Vorliegender Text:
»»
Von Klaus Viedebantt

In der weißen Vormittagssonne wirkten sie merkwürdig fremd, die Herren mit den Aktenkoffern und den dunklen Nadelstreifenanzügen. Die Frauen unter den schwarzen Kopftüchern paßten schon eher in die Szenerie. So wie sie da kauerten vor dem massiven Tor und dem rauhen, hohen Felswerk der Festung, sahen sie aus wie eine unheilvolle Rabenschar. Aber sie plapperten fröhlich wie eine vorlaute Spatzenbande. Sie hatten Grund zum Frohsinn, denn der Anlaß ihres Besuches auf der Insel war – unter den gegebenen Umständen – ein freudigen Besuchsstunde für Mütter, Ehefrauen, Schwestern und Anwälte im Gefängnis von Procida, dem heimatnahen Knast für Neapels schwere Jungs.

Procida ist ein guter Standort für die neapolitanische Haftanstalt, nicht nur der kommoden Anreise mit dem Linienschiff wegen. Die "vergessene Insel" im Golf von Neapel ist das einzige Eiland, das vom Tourismus fast frei ist. Von dem viersprachigen Schild im Hafen, das die Besucher willkommen heißt, darf man sich nicht blenden lassen. Hier beschwert sich kein Hotelier, wenn die Gäste in Handschellen landen, hier meckert kein Fremdenverkehrsdirektor, wenn auf den Zinnen der mittelalterlichen Burg zeitgenössische und wenig pittoreske Wächter mit geladener Flinte paradieren.
««
Auszüge aus Datensätzen:
»»
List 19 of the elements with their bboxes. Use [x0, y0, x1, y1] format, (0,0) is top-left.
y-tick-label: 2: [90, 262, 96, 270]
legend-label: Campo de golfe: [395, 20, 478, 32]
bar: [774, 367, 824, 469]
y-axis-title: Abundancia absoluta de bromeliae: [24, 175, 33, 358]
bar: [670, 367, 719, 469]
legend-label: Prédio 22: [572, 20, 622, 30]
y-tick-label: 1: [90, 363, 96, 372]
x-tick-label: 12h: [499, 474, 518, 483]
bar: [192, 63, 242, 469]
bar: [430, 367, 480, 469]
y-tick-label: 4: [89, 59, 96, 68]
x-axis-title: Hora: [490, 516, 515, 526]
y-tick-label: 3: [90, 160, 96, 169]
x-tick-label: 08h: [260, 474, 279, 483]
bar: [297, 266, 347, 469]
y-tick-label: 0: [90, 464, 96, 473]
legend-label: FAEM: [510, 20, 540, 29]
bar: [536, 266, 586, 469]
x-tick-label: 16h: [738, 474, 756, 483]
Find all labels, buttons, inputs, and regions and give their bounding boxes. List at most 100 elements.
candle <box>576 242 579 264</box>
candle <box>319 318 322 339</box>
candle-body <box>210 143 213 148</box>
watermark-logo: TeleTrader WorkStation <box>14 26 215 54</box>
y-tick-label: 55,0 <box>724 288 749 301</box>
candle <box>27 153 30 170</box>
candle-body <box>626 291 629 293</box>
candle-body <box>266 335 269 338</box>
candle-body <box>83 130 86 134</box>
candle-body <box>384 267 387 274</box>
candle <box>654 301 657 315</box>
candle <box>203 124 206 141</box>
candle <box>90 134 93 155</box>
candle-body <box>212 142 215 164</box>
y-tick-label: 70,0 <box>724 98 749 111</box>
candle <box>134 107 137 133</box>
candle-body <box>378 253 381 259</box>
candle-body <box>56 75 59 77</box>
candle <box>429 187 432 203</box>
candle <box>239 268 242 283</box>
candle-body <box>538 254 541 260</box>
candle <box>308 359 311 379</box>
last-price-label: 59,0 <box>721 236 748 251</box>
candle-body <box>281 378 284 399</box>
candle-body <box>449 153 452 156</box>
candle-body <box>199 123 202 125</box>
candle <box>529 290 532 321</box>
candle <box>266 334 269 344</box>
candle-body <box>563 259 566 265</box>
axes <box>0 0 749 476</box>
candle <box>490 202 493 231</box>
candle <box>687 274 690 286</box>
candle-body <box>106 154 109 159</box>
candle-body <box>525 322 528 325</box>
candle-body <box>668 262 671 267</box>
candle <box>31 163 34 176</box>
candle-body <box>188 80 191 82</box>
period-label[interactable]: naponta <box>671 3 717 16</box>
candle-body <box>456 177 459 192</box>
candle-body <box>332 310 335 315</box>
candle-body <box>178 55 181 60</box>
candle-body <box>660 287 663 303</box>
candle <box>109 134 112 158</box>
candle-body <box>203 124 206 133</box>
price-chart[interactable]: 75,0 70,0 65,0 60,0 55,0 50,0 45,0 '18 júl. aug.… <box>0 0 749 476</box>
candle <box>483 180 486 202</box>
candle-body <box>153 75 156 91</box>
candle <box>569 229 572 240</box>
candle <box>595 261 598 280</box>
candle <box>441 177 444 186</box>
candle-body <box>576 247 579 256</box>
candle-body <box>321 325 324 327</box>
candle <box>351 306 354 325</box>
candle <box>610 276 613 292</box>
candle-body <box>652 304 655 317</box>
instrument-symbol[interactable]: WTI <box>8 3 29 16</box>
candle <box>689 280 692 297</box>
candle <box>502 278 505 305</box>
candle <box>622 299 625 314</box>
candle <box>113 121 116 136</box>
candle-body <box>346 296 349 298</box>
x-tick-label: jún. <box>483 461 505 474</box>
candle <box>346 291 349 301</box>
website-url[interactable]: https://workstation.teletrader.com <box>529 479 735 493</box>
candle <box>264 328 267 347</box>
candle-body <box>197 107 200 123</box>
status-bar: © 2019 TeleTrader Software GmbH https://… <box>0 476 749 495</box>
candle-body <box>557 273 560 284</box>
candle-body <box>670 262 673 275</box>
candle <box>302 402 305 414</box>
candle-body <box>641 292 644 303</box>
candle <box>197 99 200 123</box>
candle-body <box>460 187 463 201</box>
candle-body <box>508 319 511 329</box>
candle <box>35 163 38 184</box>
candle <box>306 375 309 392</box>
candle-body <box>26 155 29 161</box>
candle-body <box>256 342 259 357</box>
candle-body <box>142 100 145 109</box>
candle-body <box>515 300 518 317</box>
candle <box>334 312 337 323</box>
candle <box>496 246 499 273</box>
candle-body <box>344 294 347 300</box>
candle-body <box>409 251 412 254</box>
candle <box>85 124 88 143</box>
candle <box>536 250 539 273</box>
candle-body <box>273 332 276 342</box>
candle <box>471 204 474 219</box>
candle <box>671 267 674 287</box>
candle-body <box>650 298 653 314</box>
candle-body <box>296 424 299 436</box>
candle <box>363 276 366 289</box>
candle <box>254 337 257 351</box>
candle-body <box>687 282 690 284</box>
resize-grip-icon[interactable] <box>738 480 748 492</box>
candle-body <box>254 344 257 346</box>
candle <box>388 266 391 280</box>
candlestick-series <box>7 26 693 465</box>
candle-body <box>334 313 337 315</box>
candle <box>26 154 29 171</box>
««
Anweisungen:
a) Beantworten Sie mithilfe des Textes über Procida die folgenden Fragen.
(i) Was trugen die Frauen vor dem Tor der Festung auf dem Kopf?
(ii) Als was wird Procida im Golf von Neapel bezeichnet?
(iii) In wie vielen Sprachen heißt das Schild im Hafen die Besucher willkommen?
b) Schreiben Sie die Fortsetzung des Textes über die Insel Procida im Anschluss an seinen letzten Satz.

Antworten je Aufgabe:
a)
(i) Schwarze Kopftücher.
(ii) Als die „vergessene Insel“.
(iii) In vier Sprachen.

b)
Warum die kleine Insel vom Haupterwerb Capris und Ischias unberührt blieb, weiß keiner so recht zu sagen. Procida liegt zwischen dem Capo Miseno auf dem Festland und der kleinen vorgelagerten Festungsinsel von Ischia, in Kanonenschußweite beider. Und dennoch rauschen die Tragflügelboote, tuckern die Autofähren meist an der Insel vorbei. Man muß schon genau auf den Schiffsfahrplan schauen, wenn man nach Procida will. In der Regel steigen Geschäftsleute oder Gefangene aus, hin und wieder sind auch Touristen dabei, die den unbekannten Felsflecken erkunden wollen, im Hochsommer oft sogar ein paar Dutzend.

Aber sie bleiben nur wenige Stunden, reisen spätestens am Abend wieder zurück in die bequemen Herbergen von Ischia. Gäste, die übernachten, sind die Ausnahme. Entsprechend niedrig ist die Zahl der Hotelzimmer und der Standard der Unterkünfte. Um ehrlich zu sein: Die "touristischen Attraktionen" des nur 3,7 Quadratkilometer großen Inselchens sind binnen eines Tages auch leicht abgehakt: die Altstadt um die Festung herum, die Abtei von San Michele inmitten des Gassengewirrs, der Hafen von San Cattolico, das Fischernest Corricella und die noch kleinere Nachbarinsel Vivara.

Aber Kenner reisen nicht nach Procida, um "abzuhaken"; sie gehen hier an Land, weil die Insel so anders ist als das internationale Glitzerding Ischia nebenan: ohne heiße Quellen und heiße Höschen, ohne Cafés mit deutschem Kuchen und Bars mit englischem Bier. Wer sich hier vergnügen will, muß sich unter die gelangweilte Dorfjugend im "Il Grottino" begeben und innen den Platz am Videospiel streitig machen. Oder er versucht sich am Telespiel in der "GM-Bar", einer schlichten Espresso-Station. Das sind schon fast die Höhepunkte von San Cattolico, wo alle Stränge der Insel zusammenlaufen, um sich am Fähranleger zu bündeln.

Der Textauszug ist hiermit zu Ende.